Scan the records for the word "neuen". Copy each line that includes it.

_ _ _

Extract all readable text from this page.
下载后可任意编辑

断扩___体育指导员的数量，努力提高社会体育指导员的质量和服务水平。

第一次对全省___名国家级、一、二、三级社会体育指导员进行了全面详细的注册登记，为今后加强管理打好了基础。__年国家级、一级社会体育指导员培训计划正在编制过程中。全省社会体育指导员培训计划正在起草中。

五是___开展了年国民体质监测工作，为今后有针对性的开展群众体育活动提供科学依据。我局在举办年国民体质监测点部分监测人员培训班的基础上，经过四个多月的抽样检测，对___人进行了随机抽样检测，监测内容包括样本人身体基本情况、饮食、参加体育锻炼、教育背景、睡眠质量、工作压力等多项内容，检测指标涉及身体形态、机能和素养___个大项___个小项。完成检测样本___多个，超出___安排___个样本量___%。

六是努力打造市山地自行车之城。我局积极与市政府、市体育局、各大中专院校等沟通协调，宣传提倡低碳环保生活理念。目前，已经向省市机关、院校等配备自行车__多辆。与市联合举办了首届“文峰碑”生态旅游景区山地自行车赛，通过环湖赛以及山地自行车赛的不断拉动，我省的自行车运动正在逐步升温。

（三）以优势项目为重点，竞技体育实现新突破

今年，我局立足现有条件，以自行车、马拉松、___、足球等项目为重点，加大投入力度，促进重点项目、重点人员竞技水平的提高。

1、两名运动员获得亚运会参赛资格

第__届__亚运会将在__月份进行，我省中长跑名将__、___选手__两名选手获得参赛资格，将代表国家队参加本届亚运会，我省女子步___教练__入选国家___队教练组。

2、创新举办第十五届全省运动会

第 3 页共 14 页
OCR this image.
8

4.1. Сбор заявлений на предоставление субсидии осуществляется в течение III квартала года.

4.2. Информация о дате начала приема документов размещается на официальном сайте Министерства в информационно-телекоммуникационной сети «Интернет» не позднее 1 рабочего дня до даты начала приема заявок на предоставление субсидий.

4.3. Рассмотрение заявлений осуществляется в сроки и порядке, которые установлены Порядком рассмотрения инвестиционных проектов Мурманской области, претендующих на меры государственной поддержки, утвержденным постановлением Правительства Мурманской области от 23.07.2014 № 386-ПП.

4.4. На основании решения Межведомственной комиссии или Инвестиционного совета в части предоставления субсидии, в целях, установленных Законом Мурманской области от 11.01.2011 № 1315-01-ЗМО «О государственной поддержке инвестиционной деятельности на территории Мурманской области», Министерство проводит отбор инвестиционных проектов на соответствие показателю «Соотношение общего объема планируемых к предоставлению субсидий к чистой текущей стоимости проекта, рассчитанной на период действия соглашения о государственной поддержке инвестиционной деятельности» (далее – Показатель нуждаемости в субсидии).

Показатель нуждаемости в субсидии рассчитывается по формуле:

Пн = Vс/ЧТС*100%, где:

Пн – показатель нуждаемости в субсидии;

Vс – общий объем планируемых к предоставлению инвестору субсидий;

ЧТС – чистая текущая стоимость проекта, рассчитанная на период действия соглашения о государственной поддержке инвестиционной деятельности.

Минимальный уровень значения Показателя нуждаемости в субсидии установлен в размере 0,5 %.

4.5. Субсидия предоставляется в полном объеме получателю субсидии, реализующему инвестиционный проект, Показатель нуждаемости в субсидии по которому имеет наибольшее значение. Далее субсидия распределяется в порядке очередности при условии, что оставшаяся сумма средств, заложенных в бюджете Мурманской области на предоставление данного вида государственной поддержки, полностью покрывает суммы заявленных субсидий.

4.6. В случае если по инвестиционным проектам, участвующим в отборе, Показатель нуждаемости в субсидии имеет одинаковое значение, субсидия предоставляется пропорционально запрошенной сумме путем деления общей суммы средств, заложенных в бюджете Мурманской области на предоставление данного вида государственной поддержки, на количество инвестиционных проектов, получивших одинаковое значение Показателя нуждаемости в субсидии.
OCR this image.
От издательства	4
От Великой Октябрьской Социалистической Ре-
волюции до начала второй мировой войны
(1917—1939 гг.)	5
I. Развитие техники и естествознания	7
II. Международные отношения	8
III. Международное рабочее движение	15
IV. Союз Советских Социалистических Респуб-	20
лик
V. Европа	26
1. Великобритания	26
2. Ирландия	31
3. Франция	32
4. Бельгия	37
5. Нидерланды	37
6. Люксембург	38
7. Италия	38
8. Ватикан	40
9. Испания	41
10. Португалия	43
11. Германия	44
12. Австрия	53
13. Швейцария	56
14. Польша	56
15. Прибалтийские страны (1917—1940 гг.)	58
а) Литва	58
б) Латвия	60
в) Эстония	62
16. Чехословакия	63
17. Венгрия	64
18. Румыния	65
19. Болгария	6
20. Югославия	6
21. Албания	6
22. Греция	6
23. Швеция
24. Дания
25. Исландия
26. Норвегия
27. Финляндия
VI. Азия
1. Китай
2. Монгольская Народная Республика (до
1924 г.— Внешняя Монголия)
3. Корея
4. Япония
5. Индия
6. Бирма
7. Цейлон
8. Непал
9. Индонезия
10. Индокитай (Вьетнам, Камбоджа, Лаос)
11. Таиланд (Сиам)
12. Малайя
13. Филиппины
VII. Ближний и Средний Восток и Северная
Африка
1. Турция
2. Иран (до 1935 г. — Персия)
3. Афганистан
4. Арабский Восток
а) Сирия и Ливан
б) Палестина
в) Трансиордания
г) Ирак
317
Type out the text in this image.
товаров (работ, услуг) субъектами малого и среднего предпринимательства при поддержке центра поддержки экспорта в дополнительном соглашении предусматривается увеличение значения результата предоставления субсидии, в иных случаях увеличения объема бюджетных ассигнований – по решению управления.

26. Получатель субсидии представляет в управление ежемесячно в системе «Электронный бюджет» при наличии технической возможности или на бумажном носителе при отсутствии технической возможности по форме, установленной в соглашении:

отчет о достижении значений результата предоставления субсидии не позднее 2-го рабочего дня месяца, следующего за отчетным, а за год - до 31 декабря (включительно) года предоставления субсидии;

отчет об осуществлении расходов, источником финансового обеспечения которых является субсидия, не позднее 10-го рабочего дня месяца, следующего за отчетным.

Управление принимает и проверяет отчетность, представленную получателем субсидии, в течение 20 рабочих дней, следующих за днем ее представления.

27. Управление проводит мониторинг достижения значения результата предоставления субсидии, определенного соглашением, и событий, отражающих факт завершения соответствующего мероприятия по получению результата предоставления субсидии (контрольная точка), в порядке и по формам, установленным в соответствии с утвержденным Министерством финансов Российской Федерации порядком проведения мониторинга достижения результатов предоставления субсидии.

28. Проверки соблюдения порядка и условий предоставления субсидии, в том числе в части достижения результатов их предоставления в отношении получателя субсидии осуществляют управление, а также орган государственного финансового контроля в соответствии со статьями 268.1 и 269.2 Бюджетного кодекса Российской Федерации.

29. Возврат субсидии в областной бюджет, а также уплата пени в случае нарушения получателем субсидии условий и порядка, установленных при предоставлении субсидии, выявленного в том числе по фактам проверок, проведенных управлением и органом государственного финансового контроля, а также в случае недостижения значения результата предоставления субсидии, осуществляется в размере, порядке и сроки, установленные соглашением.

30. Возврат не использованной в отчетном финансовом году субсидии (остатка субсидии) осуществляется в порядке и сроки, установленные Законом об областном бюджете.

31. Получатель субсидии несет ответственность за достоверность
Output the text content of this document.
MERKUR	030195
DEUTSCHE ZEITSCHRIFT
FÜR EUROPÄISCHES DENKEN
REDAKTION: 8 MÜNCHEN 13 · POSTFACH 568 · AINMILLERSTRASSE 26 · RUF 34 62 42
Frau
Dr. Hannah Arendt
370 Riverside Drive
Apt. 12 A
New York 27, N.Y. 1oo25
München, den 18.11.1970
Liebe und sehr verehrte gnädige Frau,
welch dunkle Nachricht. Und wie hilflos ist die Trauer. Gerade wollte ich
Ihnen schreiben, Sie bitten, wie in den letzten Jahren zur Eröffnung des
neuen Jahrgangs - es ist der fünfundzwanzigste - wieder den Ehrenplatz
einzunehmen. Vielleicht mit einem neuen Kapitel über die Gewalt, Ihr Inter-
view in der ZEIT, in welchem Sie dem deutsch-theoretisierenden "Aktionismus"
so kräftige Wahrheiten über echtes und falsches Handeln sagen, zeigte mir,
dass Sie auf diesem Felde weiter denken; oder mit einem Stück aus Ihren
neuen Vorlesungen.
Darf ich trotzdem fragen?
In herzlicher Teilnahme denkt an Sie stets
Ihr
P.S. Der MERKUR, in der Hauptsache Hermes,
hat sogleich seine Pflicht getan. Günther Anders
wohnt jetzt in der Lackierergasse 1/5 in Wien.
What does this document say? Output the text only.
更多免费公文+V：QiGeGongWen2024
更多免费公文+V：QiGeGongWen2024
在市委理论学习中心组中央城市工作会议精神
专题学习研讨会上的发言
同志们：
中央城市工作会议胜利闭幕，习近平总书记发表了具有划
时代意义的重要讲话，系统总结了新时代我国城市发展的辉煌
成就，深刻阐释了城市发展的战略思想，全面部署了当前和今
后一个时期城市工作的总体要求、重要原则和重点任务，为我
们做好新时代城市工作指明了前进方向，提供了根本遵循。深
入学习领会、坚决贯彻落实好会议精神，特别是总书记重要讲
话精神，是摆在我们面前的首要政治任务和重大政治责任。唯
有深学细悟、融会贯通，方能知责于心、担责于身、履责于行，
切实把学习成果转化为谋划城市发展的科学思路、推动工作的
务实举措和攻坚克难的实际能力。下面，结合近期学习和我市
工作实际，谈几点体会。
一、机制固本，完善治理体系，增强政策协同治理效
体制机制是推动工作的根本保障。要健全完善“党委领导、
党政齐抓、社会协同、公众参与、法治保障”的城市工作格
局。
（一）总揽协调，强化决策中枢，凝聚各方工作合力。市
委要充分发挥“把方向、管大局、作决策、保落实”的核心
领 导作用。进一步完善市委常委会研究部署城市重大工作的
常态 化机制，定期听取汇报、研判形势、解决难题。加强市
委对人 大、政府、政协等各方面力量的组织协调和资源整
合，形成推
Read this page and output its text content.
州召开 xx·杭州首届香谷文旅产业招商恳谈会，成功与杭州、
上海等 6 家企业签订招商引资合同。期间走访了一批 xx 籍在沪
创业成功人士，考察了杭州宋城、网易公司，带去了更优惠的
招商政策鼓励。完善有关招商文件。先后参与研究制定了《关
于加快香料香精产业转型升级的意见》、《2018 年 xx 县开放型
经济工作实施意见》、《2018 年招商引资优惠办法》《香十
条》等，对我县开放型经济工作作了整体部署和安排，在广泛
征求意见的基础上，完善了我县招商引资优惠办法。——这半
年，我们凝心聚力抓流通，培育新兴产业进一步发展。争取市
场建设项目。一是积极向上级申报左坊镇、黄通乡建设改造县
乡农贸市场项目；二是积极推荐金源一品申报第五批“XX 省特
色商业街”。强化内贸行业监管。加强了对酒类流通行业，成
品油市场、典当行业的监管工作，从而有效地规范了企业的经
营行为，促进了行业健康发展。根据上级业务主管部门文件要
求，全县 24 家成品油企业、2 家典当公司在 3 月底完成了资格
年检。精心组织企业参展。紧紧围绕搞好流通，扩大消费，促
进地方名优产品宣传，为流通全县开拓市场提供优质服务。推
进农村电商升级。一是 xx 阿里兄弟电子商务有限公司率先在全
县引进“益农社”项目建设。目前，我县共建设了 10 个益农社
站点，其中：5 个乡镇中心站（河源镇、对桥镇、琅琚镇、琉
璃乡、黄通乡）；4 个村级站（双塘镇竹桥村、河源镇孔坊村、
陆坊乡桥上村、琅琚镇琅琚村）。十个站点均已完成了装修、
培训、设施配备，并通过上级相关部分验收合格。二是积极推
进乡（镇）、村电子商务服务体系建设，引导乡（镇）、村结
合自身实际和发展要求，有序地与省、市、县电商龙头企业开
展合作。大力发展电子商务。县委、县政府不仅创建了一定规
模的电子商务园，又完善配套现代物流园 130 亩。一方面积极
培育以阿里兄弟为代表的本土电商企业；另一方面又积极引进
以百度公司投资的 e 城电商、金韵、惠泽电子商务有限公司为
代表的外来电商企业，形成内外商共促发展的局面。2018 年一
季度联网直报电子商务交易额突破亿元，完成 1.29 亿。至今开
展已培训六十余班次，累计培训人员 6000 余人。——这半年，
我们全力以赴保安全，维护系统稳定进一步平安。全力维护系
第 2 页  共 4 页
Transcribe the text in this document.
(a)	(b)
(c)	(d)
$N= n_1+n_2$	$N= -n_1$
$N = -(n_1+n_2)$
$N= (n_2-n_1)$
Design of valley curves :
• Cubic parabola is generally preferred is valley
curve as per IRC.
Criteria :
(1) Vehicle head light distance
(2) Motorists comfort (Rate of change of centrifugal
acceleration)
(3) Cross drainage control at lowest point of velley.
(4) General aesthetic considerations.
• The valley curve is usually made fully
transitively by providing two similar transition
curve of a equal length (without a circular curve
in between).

_ _ _

● **WRITTEN SOLUTION**
neuen Jahrgangs - es ist der fünfundzwanzigste - wieder den Ehrenplatz
einzunehmen. Vielleicht mit einem neuen Kapitel über die Gewalt, Ihr Inter-
neuen Vorlesungen.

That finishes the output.